#### Job:
From the listing, collect all lines containing the word "image".

#### Material to process:
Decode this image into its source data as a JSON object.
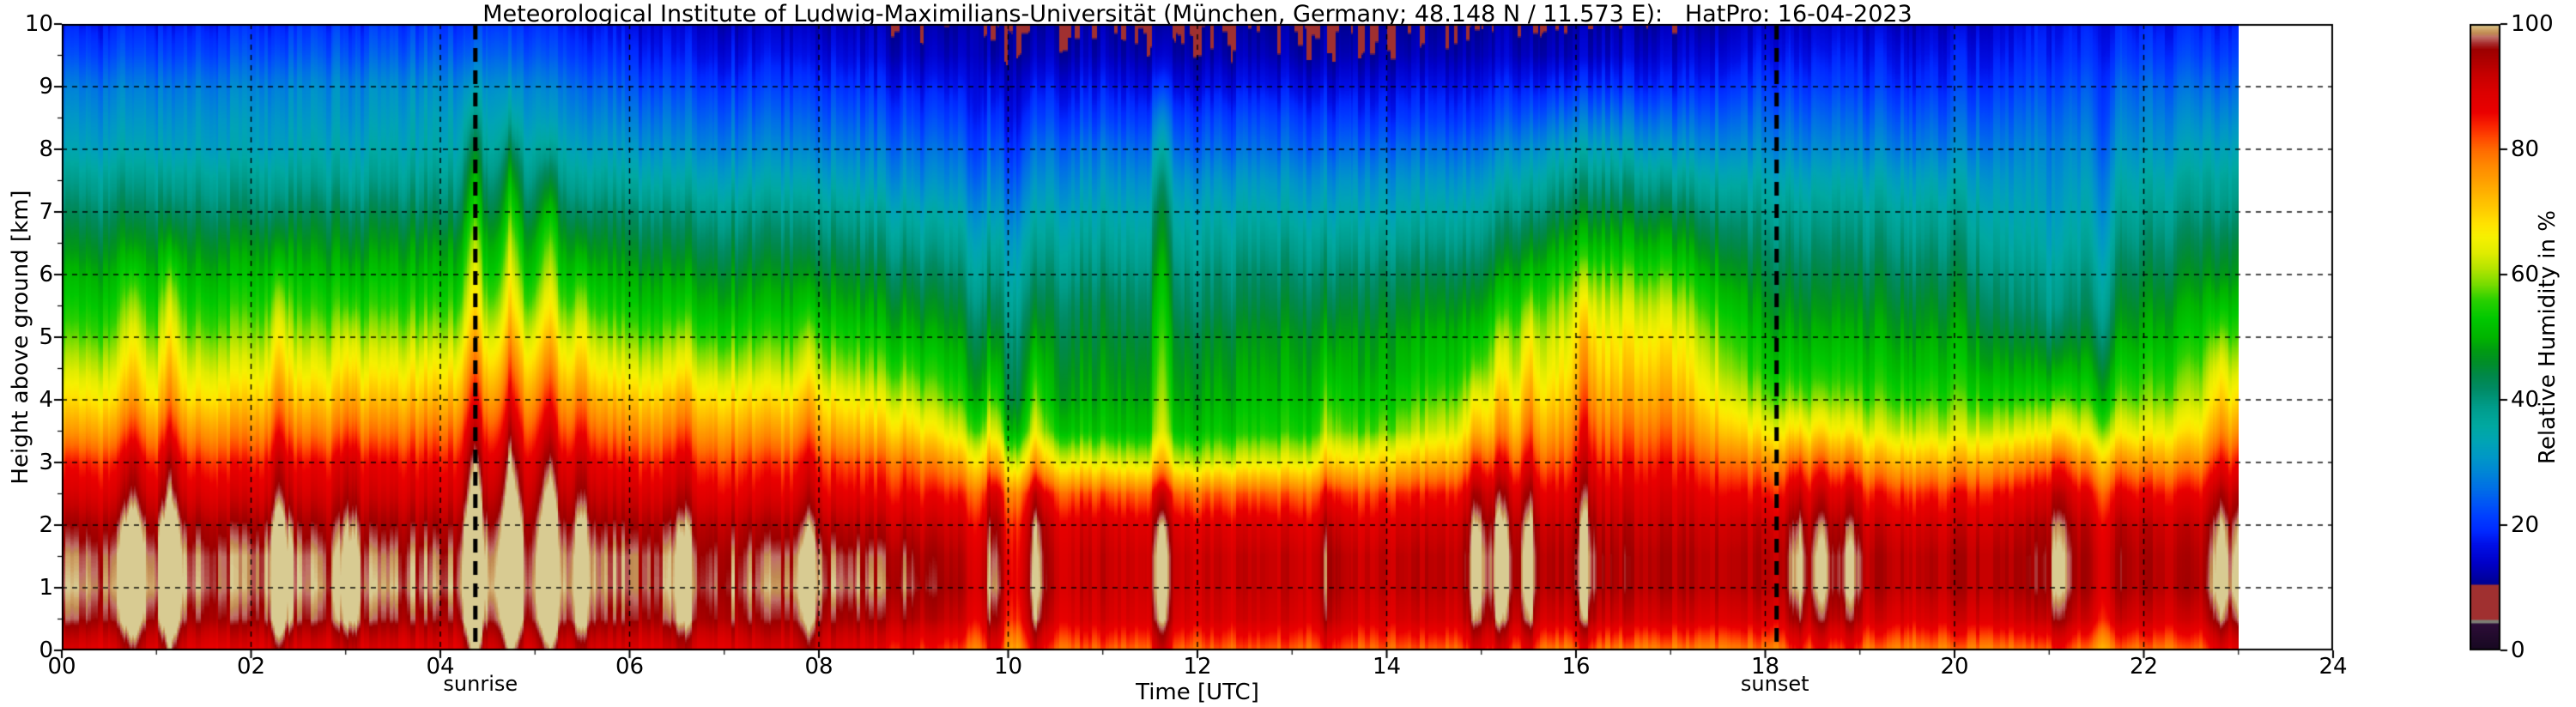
{
  "title": "Meteorological Institute of Ludwig-Maximilians-Universität (München, Germany; 48.148 N / 11.573 E):   HatPro: 16-04-2023",
  "plot": {
    "xlabel": "Time [UTC]",
    "ylabel": "Height above ground [km]",
    "x_ticks": [
      "00",
      "02",
      "04",
      "06",
      "08",
      "10",
      "12",
      "14",
      "16",
      "18",
      "20",
      "22",
      "24"
    ],
    "x_tick_hours": [
      0,
      2,
      4,
      6,
      8,
      10,
      12,
      14,
      16,
      18,
      20,
      22,
      24
    ],
    "y_ticks": [
      "0",
      "1",
      "2",
      "3",
      "4",
      "5",
      "6",
      "7",
      "8",
      "9",
      "10"
    ],
    "x_range_hours": [
      0,
      24
    ],
    "y_range_km": [
      0,
      10
    ],
    "grid": "dashed black, every 2 h and every 1 km",
    "annotations": [
      {
        "label": "sunrise",
        "time": 4.37
      },
      {
        "label": "sunset",
        "time": 18.12
      }
    ]
  },
  "colorbar": {
    "label": "Relative Humidity in %",
    "ticks": [
      0,
      20,
      40,
      60,
      80,
      100
    ],
    "colormap": [
      [
        0,
        "#160820"
      ],
      [
        4.3,
        "#2d0d38"
      ],
      [
        4.5,
        "#7d7d74"
      ],
      [
        4.8,
        "#7d7d74"
      ],
      [
        5.0,
        "#a03030"
      ],
      [
        10.4,
        "#a03030"
      ],
      [
        10.6,
        "#000090"
      ],
      [
        14,
        "#0000c8"
      ],
      [
        17,
        "#0010e8"
      ],
      [
        19,
        "#0028ff"
      ],
      [
        21.5,
        "#0040ff"
      ],
      [
        23.5,
        "#0056f6"
      ],
      [
        26,
        "#0070e6"
      ],
      [
        28.5,
        "#0086d6"
      ],
      [
        31,
        "#0098c6"
      ],
      [
        33.5,
        "#00a4b4"
      ],
      [
        36,
        "#00a8a0"
      ],
      [
        39,
        "#009c8a"
      ],
      [
        42,
        "#008a62"
      ],
      [
        44,
        "#008848"
      ],
      [
        46,
        "#008e28"
      ],
      [
        48,
        "#009c12"
      ],
      [
        50,
        "#00b400"
      ],
      [
        53,
        "#00c800"
      ],
      [
        56,
        "#2ad000"
      ],
      [
        58.5,
        "#78dc00"
      ],
      [
        61,
        "#b4e400"
      ],
      [
        63.5,
        "#e0ec00"
      ],
      [
        66,
        "#f6f000"
      ],
      [
        68,
        "#ffe400"
      ],
      [
        70,
        "#ffd000"
      ],
      [
        72.5,
        "#ffb800"
      ],
      [
        75,
        "#ffa000"
      ],
      [
        77.5,
        "#ff8800"
      ],
      [
        80,
        "#ff6a00"
      ],
      [
        82,
        "#ff4600"
      ],
      [
        84,
        "#f82000"
      ],
      [
        86,
        "#ea0000"
      ],
      [
        89,
        "#dc0000"
      ],
      [
        92,
        "#c60000"
      ],
      [
        94,
        "#b00000"
      ],
      [
        96,
        "#9c0000"
      ],
      [
        97,
        "#a83030"
      ],
      [
        98,
        "#c07068"
      ],
      [
        98.6,
        "#c08a52"
      ],
      [
        99.2,
        "#cfa468"
      ],
      [
        100,
        "#d8cb92"
      ]
    ]
  },
  "chart_data": {
    "type": "heatmap",
    "unit": "%",
    "x_hours": [
      0,
      1,
      2,
      3,
      4,
      5,
      6,
      7,
      8,
      9,
      10,
      11,
      12,
      13,
      14,
      15,
      16,
      17,
      18,
      19,
      20,
      21,
      22,
      23
    ],
    "data_end_hour": 23,
    "heights_km": [
      0,
      0.5,
      1,
      1.5,
      2,
      2.5,
      3,
      3.5,
      4,
      4.5,
      5,
      5.5,
      6,
      6.5,
      7,
      7.5,
      8,
      8.5,
      9,
      9.5,
      10
    ],
    "values_note": "relative humidity %, one array per hour, ordered bottom (0 km) to top (10 km)",
    "values": [
      [
        88,
        97,
        99,
        98,
        95,
        89,
        84,
        75,
        68,
        62,
        57,
        53,
        50,
        46,
        42,
        38,
        33,
        30,
        27,
        22,
        18
      ],
      [
        88,
        96,
        99,
        98,
        95,
        89,
        84,
        76,
        68,
        63,
        58,
        54,
        50,
        46,
        42,
        38,
        33,
        30,
        27,
        22,
        18
      ],
      [
        87,
        96,
        98,
        98,
        95,
        89,
        84,
        77,
        70,
        64,
        59,
        55,
        51,
        47,
        42,
        38,
        33,
        31,
        28,
        23,
        19
      ],
      [
        87,
        96,
        98,
        97,
        94,
        89,
        85,
        77,
        70,
        64,
        59,
        54,
        50,
        46,
        42,
        37,
        33,
        30,
        28,
        23,
        19
      ],
      [
        88,
        96,
        99,
        98,
        95,
        90,
        86,
        80,
        73,
        67,
        61,
        56,
        52,
        48,
        43,
        39,
        35,
        33,
        30,
        25,
        21
      ],
      [
        89,
        97,
        99,
        98,
        96,
        92,
        88,
        82,
        76,
        70,
        64,
        58,
        53,
        49,
        44,
        40,
        36,
        32,
        29,
        24,
        20
      ],
      [
        88,
        96,
        98,
        98,
        95,
        90,
        85,
        78,
        71,
        64,
        58,
        53,
        49,
        45,
        41,
        36,
        31,
        27,
        23,
        19,
        16
      ],
      [
        88,
        96,
        98,
        97,
        94,
        88,
        83,
        76,
        69,
        62,
        56,
        51,
        47,
        43,
        39,
        34,
        29,
        25,
        21,
        17,
        14
      ],
      [
        88,
        95,
        98,
        97,
        93,
        87,
        82,
        74,
        67,
        60,
        55,
        50,
        46,
        42,
        38,
        33,
        28,
        24,
        20,
        16,
        13
      ],
      [
        85,
        94,
        97,
        96,
        92,
        86,
        80,
        70,
        62,
        56,
        51,
        47,
        43,
        39,
        35,
        30,
        26,
        22,
        18,
        14,
        12
      ],
      [
        80,
        89,
        92,
        91,
        89,
        83,
        68,
        56,
        50,
        48,
        46,
        43,
        40,
        37,
        33,
        29,
        25,
        21,
        17,
        13,
        11
      ],
      [
        80,
        89,
        91,
        91,
        89,
        81,
        64,
        52,
        49,
        47,
        45,
        43,
        40,
        37,
        34,
        30,
        26,
        21,
        17,
        13,
        11
      ],
      [
        80,
        89,
        91,
        91,
        88,
        80,
        62,
        52,
        49,
        47,
        45,
        42,
        40,
        37,
        34,
        30,
        25,
        21,
        16,
        12,
        10
      ],
      [
        80,
        89,
        91,
        91,
        88,
        80,
        64,
        54,
        51,
        49,
        47,
        44,
        41,
        38,
        34,
        30,
        25,
        21,
        16,
        12,
        10
      ],
      [
        80,
        89,
        92,
        92,
        89,
        83,
        70,
        58,
        53,
        50,
        48,
        45,
        42,
        38,
        34,
        30,
        25,
        20,
        16,
        12,
        10
      ],
      [
        80,
        90,
        93,
        93,
        91,
        86,
        76,
        66,
        60,
        55,
        52,
        48,
        44,
        40,
        36,
        31,
        26,
        21,
        17,
        13,
        11
      ],
      [
        78,
        90,
        94,
        94,
        92,
        88,
        83,
        78,
        73,
        69,
        66,
        62,
        57,
        51,
        45,
        40,
        34,
        27,
        20,
        14,
        12
      ],
      [
        78,
        90,
        94,
        94,
        92,
        89,
        85,
        80,
        75,
        71,
        67,
        62,
        56,
        50,
        44,
        38,
        31,
        25,
        19,
        15,
        12
      ],
      [
        78,
        89,
        93,
        93,
        91,
        85,
        77,
        66,
        58,
        53,
        50,
        47,
        44,
        41,
        38,
        34,
        29,
        25,
        21,
        17,
        14
      ],
      [
        78,
        89,
        93,
        93,
        90,
        84,
        74,
        63,
        56,
        52,
        49,
        46,
        43,
        40,
        37,
        33,
        28,
        24,
        20,
        17,
        14
      ],
      [
        78,
        89,
        93,
        93,
        90,
        84,
        73,
        62,
        56,
        52,
        49,
        46,
        43,
        40,
        37,
        33,
        28,
        24,
        20,
        17,
        14
      ],
      [
        79,
        91,
        95,
        95,
        93,
        88,
        78,
        64,
        54,
        48,
        43,
        39,
        37,
        34,
        32,
        30,
        28,
        25,
        22,
        19,
        17
      ],
      [
        79,
        90,
        94,
        94,
        92,
        86,
        76,
        65,
        58,
        54,
        50,
        47,
        44,
        41,
        38,
        35,
        31,
        28,
        25,
        21,
        18
      ],
      [
        80,
        90,
        94,
        93,
        91,
        86,
        78,
        70,
        64,
        60,
        56,
        52,
        48,
        45,
        41,
        38,
        34,
        30,
        26,
        22,
        19
      ]
    ],
    "plumes_note": "narrow vertical moist (+) / dry (-) streaks visible in the image: t hour, top km, strength %",
    "plumes": [
      {
        "t": 0.75,
        "top": 6.0,
        "s": 8
      },
      {
        "t": 1.15,
        "top": 6.3,
        "s": 11
      },
      {
        "t": 2.3,
        "top": 6.0,
        "s": 9
      },
      {
        "t": 3.05,
        "top": 5.3,
        "s": 6
      },
      {
        "t": 4.35,
        "top": 8.5,
        "s": 12
      },
      {
        "t": 4.75,
        "top": 8.2,
        "s": 12
      },
      {
        "t": 5.15,
        "top": 7.6,
        "s": 10
      },
      {
        "t": 5.5,
        "top": 6.2,
        "s": 7
      },
      {
        "t": 6.55,
        "top": 5.2,
        "s": 5
      },
      {
        "t": 7.9,
        "top": 5.4,
        "s": 6
      },
      {
        "t": 9.65,
        "top": 9.0,
        "s": -7
      },
      {
        "t": 9.85,
        "top": 4.4,
        "s": 8
      },
      {
        "t": 10.05,
        "top": 9.0,
        "s": -6
      },
      {
        "t": 10.3,
        "top": 4.6,
        "s": 9
      },
      {
        "t": 11.62,
        "top": 8.8,
        "s": 11
      },
      {
        "t": 13.4,
        "top": 4.6,
        "s": 6
      },
      {
        "t": 14.95,
        "top": 4.3,
        "s": 10
      },
      {
        "t": 15.2,
        "top": 5.1,
        "s": 9
      },
      {
        "t": 15.5,
        "top": 5.4,
        "s": 9
      },
      {
        "t": 16.1,
        "top": 5.6,
        "s": 8
      },
      {
        "t": 18.35,
        "top": 3.6,
        "s": 8
      },
      {
        "t": 18.6,
        "top": 3.7,
        "s": 8
      },
      {
        "t": 18.9,
        "top": 3.5,
        "s": 7
      },
      {
        "t": 21.1,
        "top": 4.1,
        "s": 7
      },
      {
        "t": 21.55,
        "top": 9.0,
        "s": -5
      },
      {
        "t": 22.8,
        "top": 5.0,
        "s": 10
      },
      {
        "t": 23.0,
        "top": 4.2,
        "s": 8
      }
    ],
    "render_hints": {
      "column_jitter_pct": 2.2,
      "column_width_minutes": 3,
      "legend_position": "right"
    }
  }
}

#### Task output:
Decode this image into its source data as a JSON object.
    "plumes_note": "narrow vertical moist (+) / dry (-) streaks visible in the image: t hour, top km, strength %",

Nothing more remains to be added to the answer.